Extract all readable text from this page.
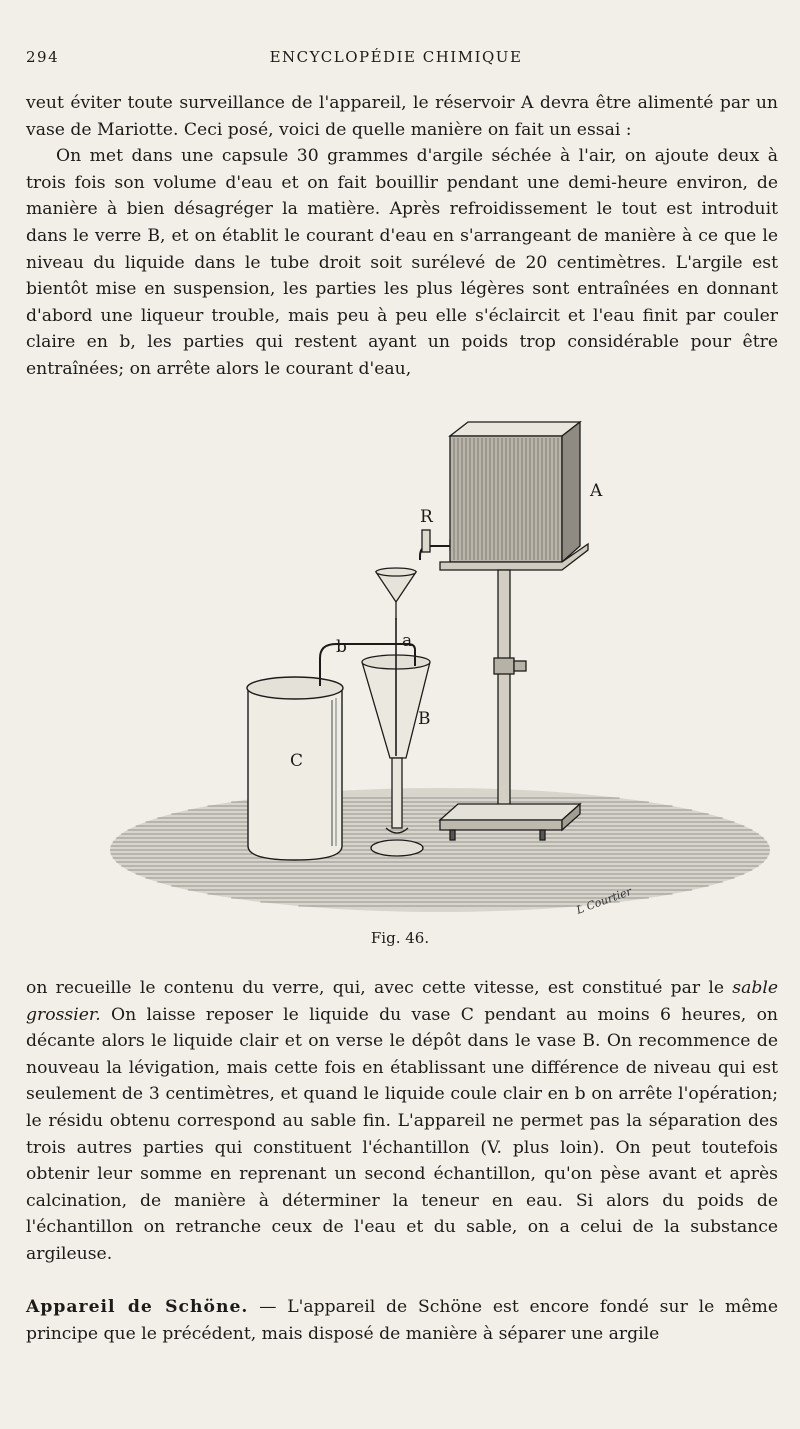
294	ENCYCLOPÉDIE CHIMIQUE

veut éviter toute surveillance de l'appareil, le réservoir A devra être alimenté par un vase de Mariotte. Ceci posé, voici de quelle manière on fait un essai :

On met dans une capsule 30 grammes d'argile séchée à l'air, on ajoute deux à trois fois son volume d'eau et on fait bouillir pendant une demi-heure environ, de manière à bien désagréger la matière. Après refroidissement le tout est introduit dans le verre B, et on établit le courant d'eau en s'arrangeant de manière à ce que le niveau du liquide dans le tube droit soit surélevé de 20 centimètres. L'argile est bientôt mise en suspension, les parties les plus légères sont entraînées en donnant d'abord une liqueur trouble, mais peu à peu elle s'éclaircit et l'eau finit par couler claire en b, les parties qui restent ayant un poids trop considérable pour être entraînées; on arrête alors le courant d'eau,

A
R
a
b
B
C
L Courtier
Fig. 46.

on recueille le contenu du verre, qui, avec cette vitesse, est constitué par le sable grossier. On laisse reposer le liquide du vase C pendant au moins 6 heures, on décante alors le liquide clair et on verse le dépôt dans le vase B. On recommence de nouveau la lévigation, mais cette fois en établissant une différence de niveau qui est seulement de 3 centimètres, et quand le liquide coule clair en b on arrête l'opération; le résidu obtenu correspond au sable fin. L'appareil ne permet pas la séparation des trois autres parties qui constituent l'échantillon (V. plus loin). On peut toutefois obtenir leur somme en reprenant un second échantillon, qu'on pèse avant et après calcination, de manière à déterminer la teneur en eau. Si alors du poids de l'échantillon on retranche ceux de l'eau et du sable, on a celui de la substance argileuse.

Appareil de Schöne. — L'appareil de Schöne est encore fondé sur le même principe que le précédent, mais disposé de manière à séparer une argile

+--

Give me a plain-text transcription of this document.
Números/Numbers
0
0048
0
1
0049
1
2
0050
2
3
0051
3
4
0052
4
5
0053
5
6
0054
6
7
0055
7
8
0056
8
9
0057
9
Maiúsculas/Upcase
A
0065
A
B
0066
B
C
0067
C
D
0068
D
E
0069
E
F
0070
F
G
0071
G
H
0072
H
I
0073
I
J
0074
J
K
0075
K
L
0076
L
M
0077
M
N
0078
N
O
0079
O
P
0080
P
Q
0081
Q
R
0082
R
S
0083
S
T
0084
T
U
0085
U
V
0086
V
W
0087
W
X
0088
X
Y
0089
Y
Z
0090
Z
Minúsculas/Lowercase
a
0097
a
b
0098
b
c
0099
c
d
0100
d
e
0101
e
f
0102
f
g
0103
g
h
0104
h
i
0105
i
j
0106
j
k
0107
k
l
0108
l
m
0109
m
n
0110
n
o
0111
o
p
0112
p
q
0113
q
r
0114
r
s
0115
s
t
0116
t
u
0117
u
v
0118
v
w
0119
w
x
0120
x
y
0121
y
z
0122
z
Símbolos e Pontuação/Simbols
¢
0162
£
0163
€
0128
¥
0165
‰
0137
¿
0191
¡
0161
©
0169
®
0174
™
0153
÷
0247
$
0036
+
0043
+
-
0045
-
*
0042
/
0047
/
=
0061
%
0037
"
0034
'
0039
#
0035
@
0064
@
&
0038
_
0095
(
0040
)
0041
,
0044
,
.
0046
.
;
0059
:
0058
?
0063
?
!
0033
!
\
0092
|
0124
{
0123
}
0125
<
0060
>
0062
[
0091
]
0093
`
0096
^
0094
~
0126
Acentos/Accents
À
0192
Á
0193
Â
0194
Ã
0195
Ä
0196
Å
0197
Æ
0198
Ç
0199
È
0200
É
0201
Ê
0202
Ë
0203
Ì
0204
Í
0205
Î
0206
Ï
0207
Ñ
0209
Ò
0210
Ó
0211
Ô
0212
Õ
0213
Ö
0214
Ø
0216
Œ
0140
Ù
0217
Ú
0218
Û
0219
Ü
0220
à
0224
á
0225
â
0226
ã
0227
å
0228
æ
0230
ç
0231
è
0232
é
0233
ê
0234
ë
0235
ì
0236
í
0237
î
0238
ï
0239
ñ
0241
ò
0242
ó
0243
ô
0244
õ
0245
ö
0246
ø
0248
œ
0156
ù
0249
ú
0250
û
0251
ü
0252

+--

**Given exercise**:
Pick out each line containing the string "text" and copy it.

**Solution below**:
Extract all readable text from this page.
Give me a plain-text transcription of this document.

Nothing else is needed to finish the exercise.